#### Data provided

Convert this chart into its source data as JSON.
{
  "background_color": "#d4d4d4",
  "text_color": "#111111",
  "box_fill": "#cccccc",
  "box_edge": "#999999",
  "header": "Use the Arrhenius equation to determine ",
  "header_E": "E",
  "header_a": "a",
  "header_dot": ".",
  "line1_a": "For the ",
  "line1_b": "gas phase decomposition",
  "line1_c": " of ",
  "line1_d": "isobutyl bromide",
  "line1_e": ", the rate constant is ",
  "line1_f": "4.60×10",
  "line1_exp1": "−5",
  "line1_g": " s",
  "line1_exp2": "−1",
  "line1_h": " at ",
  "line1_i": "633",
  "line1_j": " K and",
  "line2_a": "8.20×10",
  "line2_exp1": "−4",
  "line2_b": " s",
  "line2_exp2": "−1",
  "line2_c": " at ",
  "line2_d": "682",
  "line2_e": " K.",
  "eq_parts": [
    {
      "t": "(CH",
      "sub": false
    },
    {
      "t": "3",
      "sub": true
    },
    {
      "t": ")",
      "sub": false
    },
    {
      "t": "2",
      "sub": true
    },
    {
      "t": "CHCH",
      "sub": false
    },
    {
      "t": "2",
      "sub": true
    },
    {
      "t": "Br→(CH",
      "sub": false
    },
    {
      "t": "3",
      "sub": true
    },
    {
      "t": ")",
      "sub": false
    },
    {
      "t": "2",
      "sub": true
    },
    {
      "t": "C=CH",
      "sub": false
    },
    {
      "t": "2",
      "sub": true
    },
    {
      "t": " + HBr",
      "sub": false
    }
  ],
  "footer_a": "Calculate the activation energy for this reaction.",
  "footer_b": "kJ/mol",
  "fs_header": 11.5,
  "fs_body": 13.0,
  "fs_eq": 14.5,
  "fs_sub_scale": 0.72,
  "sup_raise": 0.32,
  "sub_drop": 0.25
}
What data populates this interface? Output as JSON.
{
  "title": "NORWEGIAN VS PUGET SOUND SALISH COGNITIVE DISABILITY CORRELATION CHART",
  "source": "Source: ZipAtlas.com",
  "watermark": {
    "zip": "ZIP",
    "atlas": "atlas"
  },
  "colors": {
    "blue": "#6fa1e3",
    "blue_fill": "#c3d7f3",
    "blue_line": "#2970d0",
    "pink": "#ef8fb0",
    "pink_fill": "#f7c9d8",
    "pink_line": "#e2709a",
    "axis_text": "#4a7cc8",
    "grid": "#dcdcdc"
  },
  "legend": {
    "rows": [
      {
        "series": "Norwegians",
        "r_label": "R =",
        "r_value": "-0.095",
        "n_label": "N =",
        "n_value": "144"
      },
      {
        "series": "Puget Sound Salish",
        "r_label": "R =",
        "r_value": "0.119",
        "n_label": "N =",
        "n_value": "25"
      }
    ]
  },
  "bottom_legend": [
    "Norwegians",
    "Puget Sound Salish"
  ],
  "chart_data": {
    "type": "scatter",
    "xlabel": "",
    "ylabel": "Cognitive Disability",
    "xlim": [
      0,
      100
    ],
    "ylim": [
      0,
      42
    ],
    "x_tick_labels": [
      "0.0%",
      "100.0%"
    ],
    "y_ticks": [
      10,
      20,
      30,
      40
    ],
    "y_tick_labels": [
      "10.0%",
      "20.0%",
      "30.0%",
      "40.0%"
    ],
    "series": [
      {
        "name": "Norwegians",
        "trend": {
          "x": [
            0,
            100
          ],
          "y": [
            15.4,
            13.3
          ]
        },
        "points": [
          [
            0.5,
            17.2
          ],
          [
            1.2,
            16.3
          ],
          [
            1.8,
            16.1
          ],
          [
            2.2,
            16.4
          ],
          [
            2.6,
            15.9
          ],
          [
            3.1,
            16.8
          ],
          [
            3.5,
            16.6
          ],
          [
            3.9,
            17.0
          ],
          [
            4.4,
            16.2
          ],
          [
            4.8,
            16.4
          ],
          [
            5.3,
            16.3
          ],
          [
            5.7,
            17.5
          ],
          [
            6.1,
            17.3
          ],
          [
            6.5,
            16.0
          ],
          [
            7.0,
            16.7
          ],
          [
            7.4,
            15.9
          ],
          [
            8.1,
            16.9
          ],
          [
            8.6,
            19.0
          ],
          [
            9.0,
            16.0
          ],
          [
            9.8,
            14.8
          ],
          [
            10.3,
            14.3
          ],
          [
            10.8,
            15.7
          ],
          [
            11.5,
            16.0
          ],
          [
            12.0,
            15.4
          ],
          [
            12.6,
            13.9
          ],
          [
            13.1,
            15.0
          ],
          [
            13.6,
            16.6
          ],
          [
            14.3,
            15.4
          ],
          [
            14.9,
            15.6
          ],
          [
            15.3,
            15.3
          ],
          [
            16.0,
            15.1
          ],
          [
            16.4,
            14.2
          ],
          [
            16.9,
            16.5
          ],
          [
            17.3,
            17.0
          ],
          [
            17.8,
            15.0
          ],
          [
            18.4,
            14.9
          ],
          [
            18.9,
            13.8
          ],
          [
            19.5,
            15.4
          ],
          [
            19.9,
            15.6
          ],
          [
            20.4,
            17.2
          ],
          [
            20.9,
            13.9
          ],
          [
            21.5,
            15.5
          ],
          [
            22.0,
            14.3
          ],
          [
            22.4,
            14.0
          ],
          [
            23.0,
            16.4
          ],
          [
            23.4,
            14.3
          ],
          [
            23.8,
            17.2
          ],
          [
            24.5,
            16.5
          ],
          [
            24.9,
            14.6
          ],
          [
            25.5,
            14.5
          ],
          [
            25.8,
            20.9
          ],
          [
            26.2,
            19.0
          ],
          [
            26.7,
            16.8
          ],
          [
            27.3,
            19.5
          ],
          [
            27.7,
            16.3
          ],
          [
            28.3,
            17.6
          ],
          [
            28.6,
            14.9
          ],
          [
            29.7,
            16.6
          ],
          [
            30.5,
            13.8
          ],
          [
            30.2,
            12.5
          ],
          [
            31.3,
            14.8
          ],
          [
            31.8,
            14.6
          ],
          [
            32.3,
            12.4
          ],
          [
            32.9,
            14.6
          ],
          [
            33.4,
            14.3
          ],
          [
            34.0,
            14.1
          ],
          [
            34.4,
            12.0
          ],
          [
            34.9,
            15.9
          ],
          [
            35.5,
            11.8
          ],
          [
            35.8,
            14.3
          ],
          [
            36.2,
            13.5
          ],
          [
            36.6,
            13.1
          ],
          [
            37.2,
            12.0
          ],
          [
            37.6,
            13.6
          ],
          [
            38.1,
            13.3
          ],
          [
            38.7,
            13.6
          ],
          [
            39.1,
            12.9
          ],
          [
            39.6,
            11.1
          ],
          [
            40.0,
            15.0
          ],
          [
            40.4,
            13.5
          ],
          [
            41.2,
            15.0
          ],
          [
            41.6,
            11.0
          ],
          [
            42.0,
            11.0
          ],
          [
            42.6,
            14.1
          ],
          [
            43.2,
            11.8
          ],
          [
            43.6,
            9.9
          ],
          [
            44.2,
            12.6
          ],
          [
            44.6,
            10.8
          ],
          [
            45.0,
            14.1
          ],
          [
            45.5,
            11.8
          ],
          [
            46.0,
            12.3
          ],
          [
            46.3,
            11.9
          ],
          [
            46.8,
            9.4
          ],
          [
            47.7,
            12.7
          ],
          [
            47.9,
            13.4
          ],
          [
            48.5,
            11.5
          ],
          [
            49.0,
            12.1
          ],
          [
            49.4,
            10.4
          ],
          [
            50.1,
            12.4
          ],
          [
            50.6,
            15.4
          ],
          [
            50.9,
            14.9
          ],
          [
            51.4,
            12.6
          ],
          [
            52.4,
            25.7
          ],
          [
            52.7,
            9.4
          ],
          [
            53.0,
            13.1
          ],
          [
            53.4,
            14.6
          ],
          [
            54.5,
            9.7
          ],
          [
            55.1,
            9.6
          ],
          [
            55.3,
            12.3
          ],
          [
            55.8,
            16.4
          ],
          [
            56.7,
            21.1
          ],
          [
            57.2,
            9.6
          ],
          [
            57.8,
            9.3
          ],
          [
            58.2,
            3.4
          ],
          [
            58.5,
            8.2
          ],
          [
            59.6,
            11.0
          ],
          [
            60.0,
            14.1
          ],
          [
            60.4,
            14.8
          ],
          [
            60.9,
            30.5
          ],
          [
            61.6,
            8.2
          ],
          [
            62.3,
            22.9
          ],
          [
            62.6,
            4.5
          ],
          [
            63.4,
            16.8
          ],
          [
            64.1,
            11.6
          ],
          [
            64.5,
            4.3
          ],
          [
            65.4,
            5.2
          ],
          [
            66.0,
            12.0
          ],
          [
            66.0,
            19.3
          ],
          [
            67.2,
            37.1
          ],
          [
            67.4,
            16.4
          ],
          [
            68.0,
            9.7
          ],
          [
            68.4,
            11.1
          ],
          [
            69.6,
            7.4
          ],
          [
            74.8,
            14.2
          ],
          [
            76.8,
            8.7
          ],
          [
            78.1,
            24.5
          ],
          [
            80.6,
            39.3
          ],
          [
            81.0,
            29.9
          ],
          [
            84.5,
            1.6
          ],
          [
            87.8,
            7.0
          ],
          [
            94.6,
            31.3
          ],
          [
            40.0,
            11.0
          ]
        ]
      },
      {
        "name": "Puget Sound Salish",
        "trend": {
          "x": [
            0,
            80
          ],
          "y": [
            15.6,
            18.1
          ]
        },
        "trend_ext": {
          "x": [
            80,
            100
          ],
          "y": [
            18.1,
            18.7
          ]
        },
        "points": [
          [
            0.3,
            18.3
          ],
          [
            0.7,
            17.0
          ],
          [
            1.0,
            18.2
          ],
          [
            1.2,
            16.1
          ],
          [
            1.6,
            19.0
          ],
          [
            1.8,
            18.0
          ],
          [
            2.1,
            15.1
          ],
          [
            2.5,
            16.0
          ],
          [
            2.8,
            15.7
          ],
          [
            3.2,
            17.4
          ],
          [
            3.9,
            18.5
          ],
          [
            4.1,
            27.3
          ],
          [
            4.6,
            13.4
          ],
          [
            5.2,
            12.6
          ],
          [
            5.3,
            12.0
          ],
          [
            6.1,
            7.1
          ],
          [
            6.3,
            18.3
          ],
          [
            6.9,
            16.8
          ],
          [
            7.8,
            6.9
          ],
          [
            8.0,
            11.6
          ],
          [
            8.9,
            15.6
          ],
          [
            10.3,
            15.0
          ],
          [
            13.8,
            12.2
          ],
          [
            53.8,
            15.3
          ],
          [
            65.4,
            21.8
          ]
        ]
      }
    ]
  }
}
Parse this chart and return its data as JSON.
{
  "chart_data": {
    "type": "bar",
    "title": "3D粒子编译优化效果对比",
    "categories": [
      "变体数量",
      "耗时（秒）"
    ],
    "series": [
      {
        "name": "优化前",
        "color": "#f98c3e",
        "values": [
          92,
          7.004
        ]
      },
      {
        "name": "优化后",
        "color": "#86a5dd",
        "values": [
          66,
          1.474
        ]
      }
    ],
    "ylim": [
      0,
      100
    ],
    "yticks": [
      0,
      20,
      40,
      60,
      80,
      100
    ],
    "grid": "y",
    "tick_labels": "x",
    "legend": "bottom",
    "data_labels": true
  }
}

########

— Problem description —
State how many lines of the entries above include the word "this", offering no text other than the number.

— Finished task —
4